Task input:
————————

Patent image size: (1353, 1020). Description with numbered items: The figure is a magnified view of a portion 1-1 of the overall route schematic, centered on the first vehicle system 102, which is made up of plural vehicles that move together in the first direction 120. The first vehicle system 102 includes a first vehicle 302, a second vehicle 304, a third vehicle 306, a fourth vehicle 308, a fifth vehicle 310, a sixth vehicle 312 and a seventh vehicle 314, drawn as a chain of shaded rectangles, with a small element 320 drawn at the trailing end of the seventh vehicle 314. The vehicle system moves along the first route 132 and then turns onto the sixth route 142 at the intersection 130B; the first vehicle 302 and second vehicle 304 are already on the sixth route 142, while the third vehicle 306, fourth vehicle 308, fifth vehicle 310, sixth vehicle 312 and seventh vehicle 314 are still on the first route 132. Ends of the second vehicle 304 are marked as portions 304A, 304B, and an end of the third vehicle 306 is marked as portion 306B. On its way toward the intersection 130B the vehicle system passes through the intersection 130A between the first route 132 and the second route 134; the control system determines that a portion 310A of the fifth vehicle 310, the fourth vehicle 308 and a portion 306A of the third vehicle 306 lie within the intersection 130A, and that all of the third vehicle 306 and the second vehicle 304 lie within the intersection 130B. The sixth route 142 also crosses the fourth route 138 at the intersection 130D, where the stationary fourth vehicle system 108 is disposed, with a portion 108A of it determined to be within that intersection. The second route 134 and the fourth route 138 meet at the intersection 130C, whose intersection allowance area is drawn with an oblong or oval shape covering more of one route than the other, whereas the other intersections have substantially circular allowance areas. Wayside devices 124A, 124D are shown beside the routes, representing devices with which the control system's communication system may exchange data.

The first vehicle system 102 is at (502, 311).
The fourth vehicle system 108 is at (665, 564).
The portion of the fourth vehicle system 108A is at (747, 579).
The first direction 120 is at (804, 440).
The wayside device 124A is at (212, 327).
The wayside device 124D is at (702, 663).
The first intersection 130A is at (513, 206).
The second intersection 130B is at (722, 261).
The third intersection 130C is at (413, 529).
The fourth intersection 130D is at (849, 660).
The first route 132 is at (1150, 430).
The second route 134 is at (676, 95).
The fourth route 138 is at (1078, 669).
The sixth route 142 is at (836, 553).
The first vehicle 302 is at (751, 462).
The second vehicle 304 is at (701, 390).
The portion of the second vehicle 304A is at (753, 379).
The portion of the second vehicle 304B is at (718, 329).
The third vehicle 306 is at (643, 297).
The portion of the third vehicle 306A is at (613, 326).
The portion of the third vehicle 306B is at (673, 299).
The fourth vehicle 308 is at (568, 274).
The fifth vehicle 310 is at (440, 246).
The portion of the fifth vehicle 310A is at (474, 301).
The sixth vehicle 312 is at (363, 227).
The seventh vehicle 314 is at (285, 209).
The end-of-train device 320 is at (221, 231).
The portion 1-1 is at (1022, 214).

————————

What is needed: Could you update the records by changing "route schematic" to "route diagram" and leaving everything else exactly as it is?

Response below:
Patent image size: (1353, 1020). Description with numbered items: The figure is a magnified view of a portion 1-1 of the overall route diagram, centered on the first vehicle system 102, which is made up of plural vehicles that move together in the first direction 120. The first vehicle system 102 includes a first vehicle 302, a second vehicle 304, a third vehicle 306, a fourth vehicle 308, a fifth vehicle 310, a sixth vehicle 312 and a seventh vehicle 314, drawn as a chain of shaded rectangles, with a small element 320 drawn at the trailing end of the seventh vehicle 314. The vehicle system moves along the first route 132 and then turns onto the sixth route 142 at the intersection 130B; the first vehicle 302 and second vehicle 304 are already on the sixth route 142, while the third vehicle 306, fourth vehicle 308, fifth vehicle 310, sixth vehicle 312 and seventh vehicle 314 are still on the first route 132. Ends of the second vehicle 304 are marked as portions 304A, 304B, and an end of the third vehicle 306 is marked as portion 306B. On its way toward the intersection 130B the vehicle system passes through the intersection 130A between the first route 132 and the second route 134; the control system determines that a portion 310A of the fifth vehicle 310, the fourth vehicle 308 and a portion 306A of the third vehicle 306 lie within the intersection 130A, and that all of the third vehicle 306 and the second vehicle 304 lie within the intersection 130B. The sixth route 142 also crosses the fourth route 138 at the intersection 130D, where the stationary fourth vehicle system 108 is disposed, with a portion 108A of it determined to be within that intersection. The second route 134 and the fourth route 138 meet at the intersection 130C, whose intersection allowance area is drawn with an oblong or oval shape covering more of one route than the other, whereas the other intersections have substantially circular allowance areas. Wayside devices 124A, 124D are shown beside the routes, representing devices with which the control system's communication system may exchange data.

The first vehicle system 102 is at (502, 311).
The fourth vehicle system 108 is at (665, 564).
The portion of the fourth vehicle system 108A is at (747, 579).
The first direction 120 is at (804, 440).
The wayside device 124A is at (212, 327).
The wayside device 124D is at (702, 663).
The first intersection 130A is at (513, 206).
The second intersection 130B is at (722, 261).
The third intersection 130C is at (413, 529).
The fourth intersection 130D is at (849, 660).
The first route 132 is at (1150, 430).
The second route 134 is at (676, 95).
The fourth route 138 is at (1078, 669).
The sixth route 142 is at (836, 553).
The first vehicle 302 is at (751, 462).
The second vehicle 304 is at (701, 390).
The portion of the second vehicle 304A is at (753, 379).
The portion of the second vehicle 304B is at (718, 329).
The third vehicle 306 is at (643, 297).
The portion of the third vehicle 306A is at (613, 326).
The portion of the third vehicle 306B is at (673, 299).
The fourth vehicle 308 is at (568, 274).
The fifth vehicle 310 is at (440, 246).
The portion of the fifth vehicle 310A is at (474, 301).
The sixth vehicle 312 is at (363, 227).
The seventh vehicle 314 is at (285, 209).
The end-of-train device 320 is at (221, 231).
The portion 1-1 is at (1022, 214).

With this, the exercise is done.